> _EXERCISE INSTRUCTIONS_
Your task is to repeat the entries exactly. Leave the pictures out.

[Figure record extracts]
<<<<

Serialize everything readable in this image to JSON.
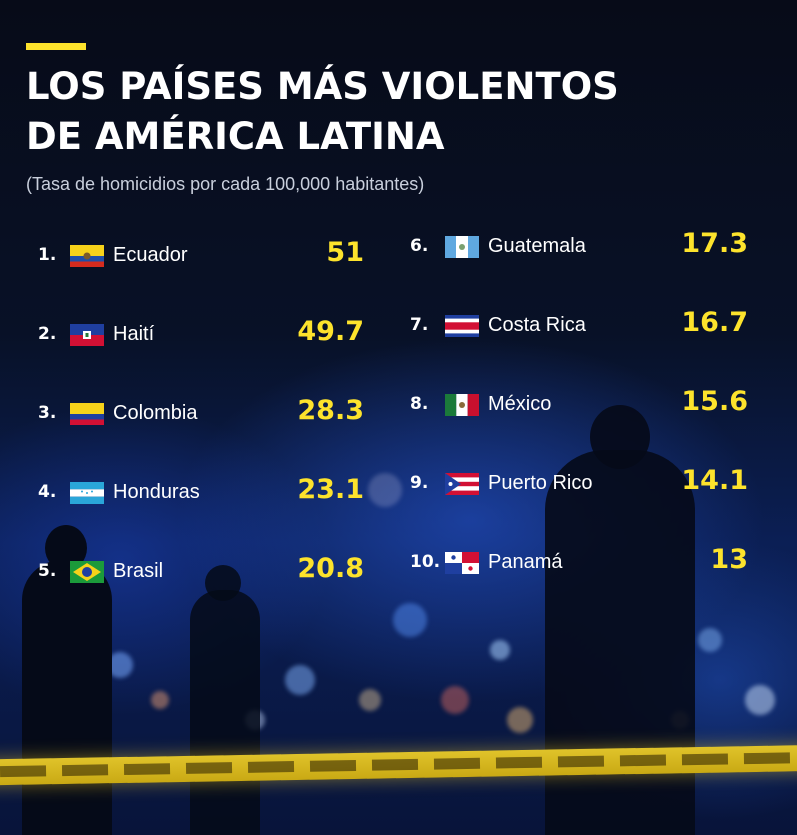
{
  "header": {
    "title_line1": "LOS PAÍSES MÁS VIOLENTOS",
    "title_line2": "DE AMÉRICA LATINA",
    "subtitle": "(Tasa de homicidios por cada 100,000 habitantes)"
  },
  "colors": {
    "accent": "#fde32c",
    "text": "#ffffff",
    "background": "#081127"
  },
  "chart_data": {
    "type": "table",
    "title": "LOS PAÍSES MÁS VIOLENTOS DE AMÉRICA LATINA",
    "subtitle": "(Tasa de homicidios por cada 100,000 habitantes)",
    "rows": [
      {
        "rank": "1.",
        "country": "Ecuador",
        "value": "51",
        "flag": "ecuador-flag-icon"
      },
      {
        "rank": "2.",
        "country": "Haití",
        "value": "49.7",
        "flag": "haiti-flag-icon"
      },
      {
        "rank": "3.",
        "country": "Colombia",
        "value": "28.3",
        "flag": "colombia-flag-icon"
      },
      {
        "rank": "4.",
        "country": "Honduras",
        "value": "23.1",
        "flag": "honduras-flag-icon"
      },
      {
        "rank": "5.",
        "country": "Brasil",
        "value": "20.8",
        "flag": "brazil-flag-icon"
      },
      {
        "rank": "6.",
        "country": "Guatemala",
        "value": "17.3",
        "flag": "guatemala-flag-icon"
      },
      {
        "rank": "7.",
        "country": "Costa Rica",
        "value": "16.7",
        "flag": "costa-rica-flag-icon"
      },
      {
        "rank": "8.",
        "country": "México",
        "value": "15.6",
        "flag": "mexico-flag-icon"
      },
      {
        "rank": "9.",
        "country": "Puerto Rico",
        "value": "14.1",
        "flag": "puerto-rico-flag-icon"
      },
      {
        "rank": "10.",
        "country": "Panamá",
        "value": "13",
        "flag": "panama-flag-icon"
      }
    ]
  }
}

>>>>

> _SOLUTION FOR THIS PROBLEM_
Serialize everything readable in this image to JSON.
{
  "header": {
    "title_line1": "LOS PAÍSES MÁS VIOLENTOS",
    "title_line2": "DE AMÉRICA LATINA",
    "subtitle": "(Tasa de homicidios por cada 100,000 habitantes)"
  },
  "colors": {
    "accent": "#fde32c",
    "text": "#ffffff",
    "background": "#081127"
  },
  "chart_data": {
    "type": "table",
    "title": "LOS PAÍSES MÁS VIOLENTOS DE AMÉRICA LATINA",
    "subtitle": "(Tasa de homicidios por cada 100,000 habitantes)",
    "rows": [
      {
        "rank": "1.",
        "country": "Ecuador",
        "value": "51",
        "flag": "ecuador-flag-icon"
      },
      {
        "rank": "2.",
        "country": "Haití",
        "value": "49.7",
        "flag": "haiti-flag-icon"
      },
      {
        "rank": "3.",
        "country": "Colombia",
        "value": "28.3",
        "flag": "colombia-flag-icon"
      },
      {
        "rank": "4.",
        "country": "Honduras",
        "value": "23.1",
        "flag": "honduras-flag-icon"
      },
      {
        "rank": "5.",
        "country": "Brasil",
        "value": "20.8",
        "flag": "brazil-flag-icon"
      },
      {
        "rank": "6.",
        "country": "Guatemala",
        "value": "17.3",
        "flag": "guatemala-flag-icon"
      },
      {
        "rank": "7.",
        "country": "Costa Rica",
        "value": "16.7",
        "flag": "costa-rica-flag-icon"
      },
      {
        "rank": "8.",
        "country": "México",
        "value": "15.6",
        "flag": "mexico-flag-icon"
      },
      {
        "rank": "9.",
        "country": "Puerto Rico",
        "value": "14.1",
        "flag": "puerto-rico-flag-icon"
      },
      {
        "rank": "10.",
        "country": "Panamá",
        "value": "13",
        "flag": "panama-flag-icon"
      }
    ]
  }
}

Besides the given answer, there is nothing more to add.